## Given request
Repeat the data that follows, word for word, without the images.

## Raw data
--

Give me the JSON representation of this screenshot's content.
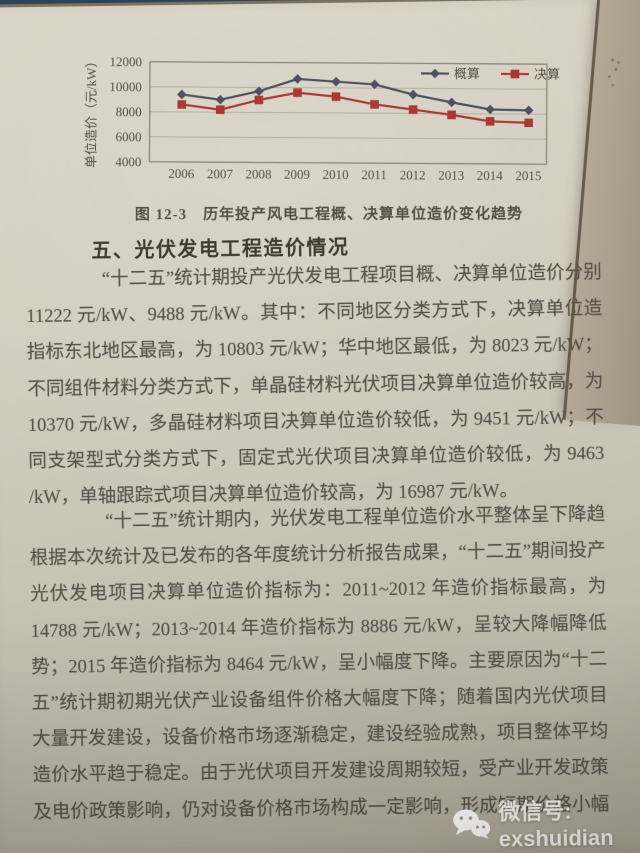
{
  "page": {
    "figure_caption": "图 12-3　历年投产风电工程概、决算单位造价变化趋势",
    "section_heading": "五、光伏发电工程造价情况",
    "para1_lines": [
      "“十二五”统计期投产光伏发电工程项目概、决算单位造价分别为",
      "11222 元/kW、9488 元/kW。其中：不同地区分类方式下，决算单位造价",
      "指标东北地区最高，为 10803 元/kW；华中地区最低，为 8023 元/kW；",
      "不同组件材料分类方式下，单晶硅材料光伏项目决算单位造价较高，为",
      "10370 元/kW，多晶硅材料项目决算单位造价较低，为 9451 元/kW；不",
      "同支架型式分类方式下，固定式光伏项目决算单位造价较低，为 9463 元",
      "/kW，单轴跟踪式项目决算单位造价较高，为 16987 元/kW。"
    ],
    "para2_lines": [
      "“十二五”统计期内，光伏发电工程单位造价水平整体呈下降趋势。",
      "根据本次统计及已发布的各年度统计分析报告成果，“十二五”期间投产",
      "光伏发电项目决算单位造价指标为：2011~2012 年造价指标最高，为",
      "14788 元/kW；2013~2014 年造价指标为 8886 元/kW，呈较大降幅降低趋",
      "势；2015 年造价指标为 8464 元/kW，呈小幅度下降。主要原因为“十二",
      "五”统计期初期光伏产业设备组件价格大幅度下降；随着国内光伏项目",
      "大量开发建设，设备价格市场逐渐稳定，建设经验成熟，项目整体平均",
      "造价水平趋于稳定。由于光伏项目开发建设周期较短，受产业开发政策",
      "及电价政策影响，仍对设备价格市场构成一定影响，形成短期价格小幅"
    ],
    "watermark_label": "微信号: exshuidian"
  },
  "chart_data": {
    "type": "line",
    "title": "图 12-3 历年投产风电工程概、决算单位造价变化趋势",
    "xlabel": "",
    "ylabel": "单位造价（元/kW）",
    "categories": [
      "2006",
      "2007",
      "2008",
      "2009",
      "2010",
      "2011",
      "2012",
      "2013",
      "2014",
      "2015"
    ],
    "series": [
      {
        "name": "概算",
        "marker": "diamond",
        "color": "#4e5260",
        "values": [
          9400,
          9000,
          9700,
          10700,
          10500,
          10300,
          9500,
          8900,
          8350,
          8300
        ]
      },
      {
        "name": "决算",
        "marker": "square",
        "color": "#a93a33",
        "values": [
          8600,
          8200,
          9000,
          9600,
          9300,
          8700,
          8300,
          7900,
          7400,
          7300
        ]
      }
    ],
    "ylim": [
      4000,
      12000
    ],
    "yticks": [
      4000,
      6000,
      8000,
      10000,
      12000
    ],
    "grid": true,
    "legend_position": "inside-top-right"
  }
}
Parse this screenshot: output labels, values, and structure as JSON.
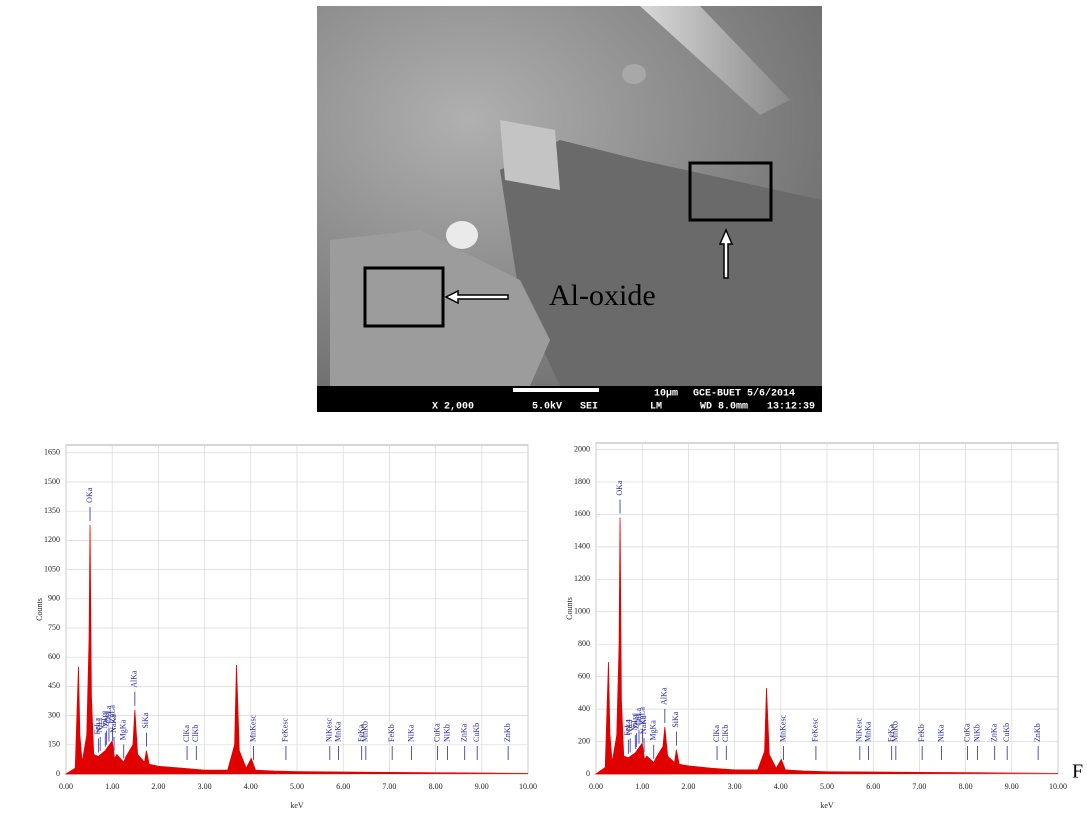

--

## Written solution
Give me the JSON representation of this screenshot's content.
{
  "page": {
    "figure_caption": "图 12-3　历年投产风电工程概、决算单位造价变化趋势",
    "section_heading": "五、光伏发电工程造价情况",
    "para1_lines": [
      "“十二五”统计期投产光伏发电工程项目概、决算单位造价分别为",
      "11222 元/kW、9488 元/kW。其中：不同地区分类方式下，决算单位造价",
      "指标东北地区最高，为 10803 元/kW；华中地区最低，为 8023 元/kW；",
      "不同组件材料分类方式下，单晶硅材料光伏项目决算单位造价较高，为",
      "10370 元/kW，多晶硅材料项目决算单位造价较低，为 9451 元/kW；不",
      "同支架型式分类方式下，固定式光伏项目决算单位造价较低，为 9463 元",
      "/kW，单轴跟踪式项目决算单位造价较高，为 16987 元/kW。"
    ],
    "para2_lines": [
      "“十二五”统计期内，光伏发电工程单位造价水平整体呈下降趋势。",
      "根据本次统计及已发布的各年度统计分析报告成果，“十二五”期间投产",
      "光伏发电项目决算单位造价指标为：2011~2012 年造价指标最高，为",
      "14788 元/kW；2013~2014 年造价指标为 8886 元/kW，呈较大降幅降低趋",
      "势；2015 年造价指标为 8464 元/kW，呈小幅度下降。主要原因为“十二",
      "五”统计期初期光伏产业设备组件价格大幅度下降；随着国内光伏项目",
      "大量开发建设，设备价格市场逐渐稳定，建设经验成熟，项目整体平均",
      "造价水平趋于稳定。由于光伏项目开发建设周期较短，受产业开发政策",
      "及电价政策影响，仍对设备价格市场构成一定影响，形成短期价格小幅"
    ],
    "watermark_label": "微信号: exshuidian"
  },
  "chart_data": {
    "type": "line",
    "title": "图 12-3 历年投产风电工程概、决算单位造价变化趋势",
    "xlabel": "",
    "ylabel": "单位造价（元/kW）",
    "categories": [
      "2006",
      "2007",
      "2008",
      "2009",
      "2010",
      "2011",
      "2012",
      "2013",
      "2014",
      "2015"
    ],
    "series": [
      {
        "name": "概算",
        "marker": "diamond",
        "color": "#4e5260",
        "values": [
          9400,
          9000,
          9700,
          10700,
          10500,
          10300,
          9500,
          8900,
          8350,
          8300
        ]
      },
      {
        "name": "决算",
        "marker": "square",
        "color": "#a93a33",
        "values": [
          8600,
          8200,
          9000,
          9600,
          9300,
          8700,
          8300,
          7900,
          7400,
          7300
        ]
      }
    ],
    "ylim": [
      4000,
      12000
    ],
    "yticks": [
      4000,
      6000,
      8000,
      10000,
      12000
    ],
    "grid": true,
    "legend_position": "inside-top-right"
  }
}
Parse this screenshot: output labels, values, and structure as JSON.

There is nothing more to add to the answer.